Mental health and substance use care facilities requiring medical clearance also make it less likely that police will drop a person in crisis off at a behavioral health facility instead of jail or the emergency room. In 2019, retired Phoenix police officer Nick Margiotta told CrisisTalk, “If I’m going to get medically screened out and have to put the person back in my car and drive him somewhere else, why should I even bother going there in the first place?” He believes behavioral health centers should function as if the Emergency Medical Treatment and Labor Act (EMTALA) applies to them. “… otherwise, officers will default to the hospital or jail.”

According to the Substance Abuse and Mental Health Services Administration’s National Guidelines for Behavioral Health Crisis Care, the minimum expectation for operating a crisis receiving and stabilization service is they must accept all referrals — often referred to as no-wrong door and including walk-ins and first responder drop-offs — and not require medical clearance before admitting the person. Instead, facilities should be able to assess and support patients’ medical stability while in the program and have a pathway to transfer the person to more intensive medical care if needed. Services should also be able to address both mental health and substance use issues. 

That was the hurdle Margiotta ran into years ago. He was responding to a 911 call from a woman who had been drinking and said she planned to take 100 Advils. Crisis facility staff rejected the drop-off because she’d been drinking and detox facility staff rejected her because she was suicidal. “I was proud to apply my CIT training only for the person to be denied in both locations, so I didn’t do [it] again for years. All I could do was take her to the parking lot of the county hospital and say, ‘Good luck.’”

Pinals also points out that when administrators at some behavioral health facilities believe a person needs inpatient psychiatric care, they feel staff lack the expertise, equipment or infrastructure to ensure patients’ medical stability, so they add more requirements for medical clearance tests. “They won’t admit the person unless they get particular lab tests,” she said. “In the old days, that sometimes required a head CT scan, which became a source of argument as to whether someone needed that done in the emergency room.” Without standardization, there’s no list of required tests, so it falls to the whim of each facility or practitioner to determine what that looks like.

• [Work instructions]
1. Answer these questions about the passage on medical clearance in crisis care:
(a) In what year did Nick Margiotta speak to CrisisTalk?
(b) Under the national guidelines cited, what must a crisis receiving and stabilization service not require before admitting a person?
(c) Why did the detox facility staff reject the woman Margiotta brought?
2. Output word for word the stretch of the passage on medical clearance in crisis care that begins at the words "According to the" and stops after "substance use issues.".
3. Go on with the passage on medical clearance in crisis care, picking up after its final sentence.

• [Page layout parsing data]

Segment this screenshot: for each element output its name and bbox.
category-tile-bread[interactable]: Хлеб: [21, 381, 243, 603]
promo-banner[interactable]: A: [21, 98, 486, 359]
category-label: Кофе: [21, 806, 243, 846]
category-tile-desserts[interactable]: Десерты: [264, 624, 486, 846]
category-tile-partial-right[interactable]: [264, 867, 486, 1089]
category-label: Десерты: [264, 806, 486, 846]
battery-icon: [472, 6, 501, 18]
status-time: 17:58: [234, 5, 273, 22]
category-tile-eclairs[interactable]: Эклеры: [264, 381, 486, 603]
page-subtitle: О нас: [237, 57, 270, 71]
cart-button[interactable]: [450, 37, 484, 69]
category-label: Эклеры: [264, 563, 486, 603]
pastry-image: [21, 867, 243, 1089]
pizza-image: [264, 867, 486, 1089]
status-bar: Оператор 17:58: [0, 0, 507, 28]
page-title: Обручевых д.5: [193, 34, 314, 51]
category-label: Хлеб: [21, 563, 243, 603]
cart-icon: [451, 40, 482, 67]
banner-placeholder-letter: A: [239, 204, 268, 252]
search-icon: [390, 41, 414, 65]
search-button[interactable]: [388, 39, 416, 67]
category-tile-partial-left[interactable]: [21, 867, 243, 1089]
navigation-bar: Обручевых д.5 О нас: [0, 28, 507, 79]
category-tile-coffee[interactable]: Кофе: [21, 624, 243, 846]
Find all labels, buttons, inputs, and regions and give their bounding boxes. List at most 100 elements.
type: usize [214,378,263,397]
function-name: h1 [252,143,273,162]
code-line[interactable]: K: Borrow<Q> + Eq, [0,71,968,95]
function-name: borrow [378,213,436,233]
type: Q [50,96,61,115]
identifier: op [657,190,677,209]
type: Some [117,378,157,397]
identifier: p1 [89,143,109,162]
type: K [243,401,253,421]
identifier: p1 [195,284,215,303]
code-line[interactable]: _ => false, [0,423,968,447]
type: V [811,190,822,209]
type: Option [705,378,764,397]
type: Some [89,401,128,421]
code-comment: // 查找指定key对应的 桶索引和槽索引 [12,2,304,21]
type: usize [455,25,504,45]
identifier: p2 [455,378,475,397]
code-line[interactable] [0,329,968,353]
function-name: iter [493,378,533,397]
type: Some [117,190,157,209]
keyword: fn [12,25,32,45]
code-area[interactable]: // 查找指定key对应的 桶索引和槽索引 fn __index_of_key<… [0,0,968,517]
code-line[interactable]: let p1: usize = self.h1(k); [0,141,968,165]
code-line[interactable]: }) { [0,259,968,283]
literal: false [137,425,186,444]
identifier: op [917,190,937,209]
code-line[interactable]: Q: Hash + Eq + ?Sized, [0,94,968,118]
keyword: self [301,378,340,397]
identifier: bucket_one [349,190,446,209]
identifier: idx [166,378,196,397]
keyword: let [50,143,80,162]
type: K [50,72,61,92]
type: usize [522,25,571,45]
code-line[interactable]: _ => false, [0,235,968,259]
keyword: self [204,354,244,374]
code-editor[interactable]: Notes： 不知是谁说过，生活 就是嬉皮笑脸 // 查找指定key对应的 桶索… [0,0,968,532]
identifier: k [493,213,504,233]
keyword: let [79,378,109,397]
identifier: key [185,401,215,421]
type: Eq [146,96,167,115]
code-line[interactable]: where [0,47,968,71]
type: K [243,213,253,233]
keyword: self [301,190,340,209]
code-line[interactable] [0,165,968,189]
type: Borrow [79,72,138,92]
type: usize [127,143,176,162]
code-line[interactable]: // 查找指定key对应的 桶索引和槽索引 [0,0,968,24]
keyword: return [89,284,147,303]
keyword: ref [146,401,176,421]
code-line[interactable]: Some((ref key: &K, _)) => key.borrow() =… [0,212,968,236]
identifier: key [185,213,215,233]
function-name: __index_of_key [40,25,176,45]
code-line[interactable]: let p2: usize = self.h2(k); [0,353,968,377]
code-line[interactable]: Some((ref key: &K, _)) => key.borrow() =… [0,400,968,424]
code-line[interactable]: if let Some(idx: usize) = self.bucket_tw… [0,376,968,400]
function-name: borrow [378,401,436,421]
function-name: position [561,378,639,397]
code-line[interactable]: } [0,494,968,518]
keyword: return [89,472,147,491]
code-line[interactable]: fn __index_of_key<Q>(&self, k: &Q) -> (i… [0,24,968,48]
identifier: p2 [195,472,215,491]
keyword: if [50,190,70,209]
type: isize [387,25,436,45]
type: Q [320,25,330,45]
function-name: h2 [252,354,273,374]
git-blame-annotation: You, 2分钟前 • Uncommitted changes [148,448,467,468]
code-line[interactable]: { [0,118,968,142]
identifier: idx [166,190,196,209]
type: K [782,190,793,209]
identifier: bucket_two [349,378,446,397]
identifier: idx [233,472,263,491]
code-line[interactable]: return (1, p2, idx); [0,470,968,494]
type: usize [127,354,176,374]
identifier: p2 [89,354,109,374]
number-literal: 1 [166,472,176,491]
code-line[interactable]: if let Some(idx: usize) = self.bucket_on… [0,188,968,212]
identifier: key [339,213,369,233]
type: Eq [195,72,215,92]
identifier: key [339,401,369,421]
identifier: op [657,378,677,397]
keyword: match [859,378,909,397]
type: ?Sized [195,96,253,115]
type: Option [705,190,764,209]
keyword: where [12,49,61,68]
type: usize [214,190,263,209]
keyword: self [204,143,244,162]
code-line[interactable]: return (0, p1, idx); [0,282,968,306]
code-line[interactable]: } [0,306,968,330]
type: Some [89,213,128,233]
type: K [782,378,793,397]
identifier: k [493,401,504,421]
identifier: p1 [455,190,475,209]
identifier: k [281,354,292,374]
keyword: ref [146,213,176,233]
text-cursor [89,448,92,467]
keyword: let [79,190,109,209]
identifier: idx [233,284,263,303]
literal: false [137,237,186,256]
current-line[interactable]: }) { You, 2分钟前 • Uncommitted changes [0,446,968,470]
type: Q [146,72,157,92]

• [Response list]
1.
(a) 2019.
(b) Medical clearance.
(c) Because she was suicidal.

2.
According to the Substance Abuse and Mental Health Services Administration’s National Guidelines for Behavioral Health Crisis Care, the minimum expectation for operating a crisis receiving and stabilization service is they must accept all referrals — often referred to as no-wrong door and including walk-ins and first responder drop-offs — and not require medical clearance before admitting the person. Instead, facilities should be able to assess and support patients’ medical stability while in the program and have a pathway to transfer the person to more intensive medical care if needed. Services should also be able to address both mental health and substance use issues.

3.
The flip side is that, in the emergency room, people with serious mental illness may not have their medical conditions addressed. “They’re not getting a physical exam that might rule out other issues,” she said, noting her experience with a medically cleared patient who never received a physical. “He was very confused, and we noted on the inpatient unit that he had a tube sticking out of his chest and learned that he received dialysis, but no emergency room exam showed that he had a serious medical condition that probably explained his confusion.” Among indicators that a thorough medical evaluation should be considered are when someone has an abnormal physical exam, presents as physically ill, has unexplained abnormal vital signs, disordered eating patterns, toxic ingestion, disorientation or fluctuating consciousness, unresolved hyper- or hypoglycemia, or is pregnant. 

Browning says the SMART Medical Clearance protocol helps ensure that patients needing inpatient treatment are evaluated and that people with nonemergent physical health care problems can get treatment in a crisis receiving and stabilization center. Several states, including Wisconsin and Michigan, have adopted the protocol.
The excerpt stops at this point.